Given problem: Reproduce the following material line for line, without changing anything, and omit the pictures from your reply.
::: Provided records
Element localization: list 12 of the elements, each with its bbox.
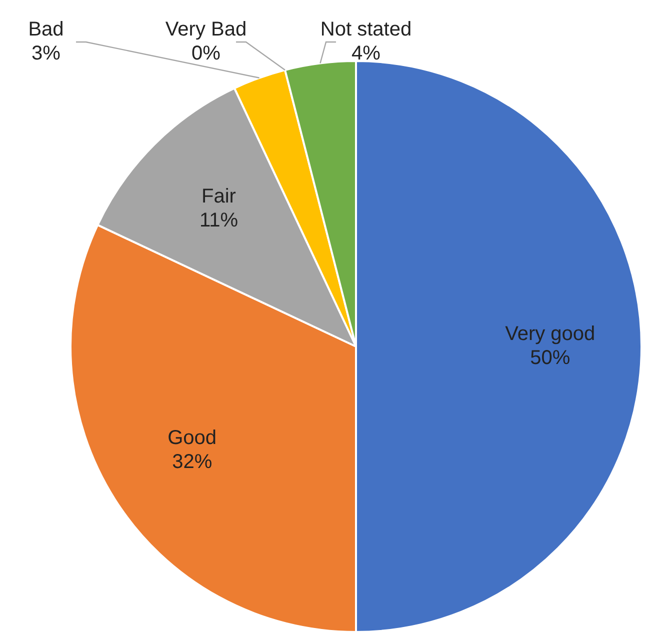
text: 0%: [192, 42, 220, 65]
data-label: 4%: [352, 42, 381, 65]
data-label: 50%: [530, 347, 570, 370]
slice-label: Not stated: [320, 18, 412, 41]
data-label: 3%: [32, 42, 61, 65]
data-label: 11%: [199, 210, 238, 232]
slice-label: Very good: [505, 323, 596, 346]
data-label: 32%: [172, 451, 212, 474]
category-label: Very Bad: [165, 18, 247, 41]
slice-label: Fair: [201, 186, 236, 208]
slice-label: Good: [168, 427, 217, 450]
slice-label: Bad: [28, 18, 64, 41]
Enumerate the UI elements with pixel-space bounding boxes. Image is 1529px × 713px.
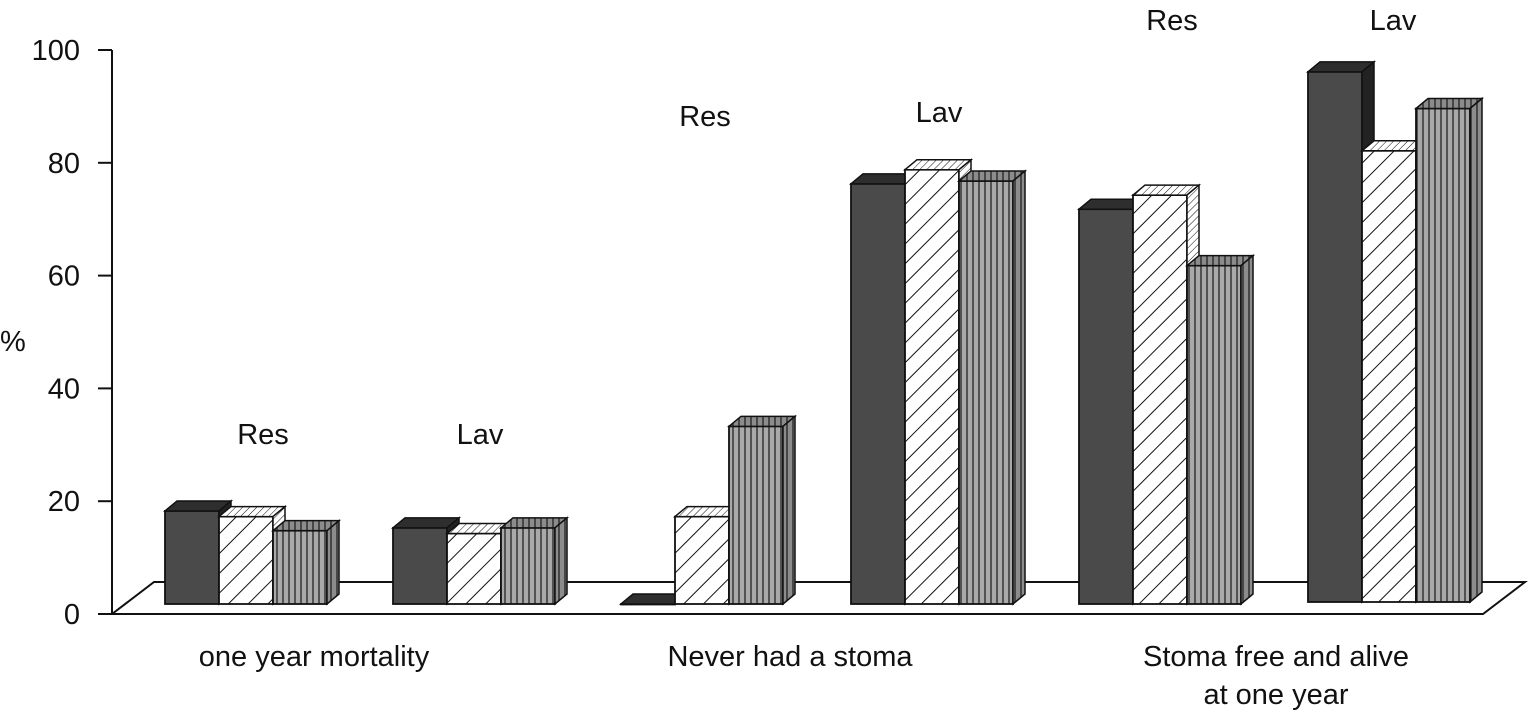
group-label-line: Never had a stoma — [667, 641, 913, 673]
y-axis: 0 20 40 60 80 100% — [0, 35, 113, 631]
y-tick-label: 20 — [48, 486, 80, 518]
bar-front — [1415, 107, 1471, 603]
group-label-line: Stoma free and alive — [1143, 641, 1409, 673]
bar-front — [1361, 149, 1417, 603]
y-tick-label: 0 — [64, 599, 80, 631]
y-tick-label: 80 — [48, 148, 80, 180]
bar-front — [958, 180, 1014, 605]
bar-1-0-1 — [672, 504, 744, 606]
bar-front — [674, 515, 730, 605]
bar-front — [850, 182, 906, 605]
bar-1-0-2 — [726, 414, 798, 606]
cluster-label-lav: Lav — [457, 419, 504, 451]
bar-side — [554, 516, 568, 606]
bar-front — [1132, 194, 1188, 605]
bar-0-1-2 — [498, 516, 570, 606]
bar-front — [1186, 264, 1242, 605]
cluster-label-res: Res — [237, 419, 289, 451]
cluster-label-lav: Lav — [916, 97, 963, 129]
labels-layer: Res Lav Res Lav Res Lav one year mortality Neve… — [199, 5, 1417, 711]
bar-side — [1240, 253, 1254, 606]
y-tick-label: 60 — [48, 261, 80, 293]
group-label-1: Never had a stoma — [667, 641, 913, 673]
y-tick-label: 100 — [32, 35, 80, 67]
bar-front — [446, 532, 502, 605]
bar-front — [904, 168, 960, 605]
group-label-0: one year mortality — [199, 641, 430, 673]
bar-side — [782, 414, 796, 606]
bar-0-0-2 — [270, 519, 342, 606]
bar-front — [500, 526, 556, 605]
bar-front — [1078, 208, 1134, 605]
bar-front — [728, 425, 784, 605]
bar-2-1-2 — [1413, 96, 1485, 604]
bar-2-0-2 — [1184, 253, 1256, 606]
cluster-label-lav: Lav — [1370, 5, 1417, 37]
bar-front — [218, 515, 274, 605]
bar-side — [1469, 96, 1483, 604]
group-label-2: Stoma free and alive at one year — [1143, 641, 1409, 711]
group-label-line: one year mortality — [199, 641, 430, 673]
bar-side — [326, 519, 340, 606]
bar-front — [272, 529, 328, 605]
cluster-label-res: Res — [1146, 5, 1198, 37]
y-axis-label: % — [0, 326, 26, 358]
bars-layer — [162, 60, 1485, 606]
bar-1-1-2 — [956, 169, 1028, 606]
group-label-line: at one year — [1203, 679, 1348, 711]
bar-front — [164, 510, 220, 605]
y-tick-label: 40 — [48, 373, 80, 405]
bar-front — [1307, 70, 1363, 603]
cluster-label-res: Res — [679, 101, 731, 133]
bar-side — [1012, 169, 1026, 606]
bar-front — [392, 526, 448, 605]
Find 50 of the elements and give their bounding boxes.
::::::
Problem solution:
Element localization: list 12 of the elements, each with its bbox.
text: 0%: [192, 42, 220, 65]
data-label: 4%: [352, 42, 381, 65]
data-label: 50%: [530, 347, 570, 370]
slice-label: Not stated: [320, 18, 412, 41]
data-label: 3%: [32, 42, 61, 65]
data-label: 11%: [199, 210, 238, 232]
slice-label: Very good: [505, 323, 596, 346]
data-label: 32%: [172, 451, 212, 474]
category-label: Very Bad: [165, 18, 247, 41]
slice-label: Fair: [201, 186, 236, 208]
slice-label: Good: [168, 427, 217, 450]
slice-label: Bad: [28, 18, 64, 41]
Enumerate the UI elements with pixel-space bounding boxes. Image is 1529px × 713px.
group-label-line: Never had a stoma — [667, 641, 913, 673]
y-axis: 0 20 40 60 80 100% — [0, 35, 113, 631]
y-tick-label: 20 — [48, 486, 80, 518]
bar-front — [1415, 107, 1471, 603]
group-label-line: Stoma free and alive — [1143, 641, 1409, 673]
bar-front — [1361, 149, 1417, 603]
y-tick-label: 0 — [64, 599, 80, 631]
y-tick-label: 80 — [48, 148, 80, 180]
bar-front — [958, 180, 1014, 605]
bar-1-0-1 — [672, 504, 744, 606]
bar-front — [674, 515, 730, 605]
bar-front — [850, 182, 906, 605]
bar-1-0-2 — [726, 414, 798, 606]
cluster-label-lav: Lav — [457, 419, 504, 451]
bar-side — [554, 516, 568, 606]
bar-front — [1132, 194, 1188, 605]
bar-0-1-2 — [498, 516, 570, 606]
bar-front — [1186, 264, 1242, 605]
cluster-label-res: Res — [237, 419, 289, 451]
cluster-label-lav: Lav — [916, 97, 963, 129]
labels-layer: Res Lav Res Lav Res Lav one year mortality Neve… — [199, 5, 1417, 711]
bar-side — [1240, 253, 1254, 606]
y-tick-label: 60 — [48, 261, 80, 293]
group-label-1: Never had a stoma — [667, 641, 913, 673]
y-tick-label: 100 — [32, 35, 80, 67]
bar-front — [446, 532, 502, 605]
bar-front — [904, 168, 960, 605]
group-label-0: one year mortality — [199, 641, 430, 673]
bar-side — [782, 414, 796, 606]
bar-0-0-2 — [270, 519, 342, 606]
bar-front — [500, 526, 556, 605]
bar-front — [1078, 208, 1134, 605]
bar-front — [728, 425, 784, 605]
bar-2-1-2 — [1413, 96, 1485, 604]
bar-2-0-2 — [1184, 253, 1256, 606]
cluster-label-lav: Lav — [1370, 5, 1417, 37]
bar-front — [218, 515, 274, 605]
bar-side — [1469, 96, 1483, 604]
group-label-2: Stoma free and alive at one year — [1143, 641, 1409, 711]
group-label-line: one year mortality — [199, 641, 430, 673]
bar-side — [326, 519, 340, 606]
bar-front — [272, 529, 328, 605]
cluster-label-res: Res — [1146, 5, 1198, 37]
y-axis-label: % — [0, 326, 26, 358]
bars-layer — [162, 60, 1485, 606]
bar-1-1-2 — [956, 169, 1028, 606]
group-label-line: at one year — [1203, 679, 1348, 711]
bar-front — [164, 510, 220, 605]
y-tick-label: 40 — [48, 373, 80, 405]
bar-front — [1307, 70, 1363, 603]
cluster-label-res: Res — [679, 101, 731, 133]
bar-side — [1012, 169, 1026, 606]
bar-front — [392, 526, 448, 605]
Find 50 of the elements and give their bounding boxes.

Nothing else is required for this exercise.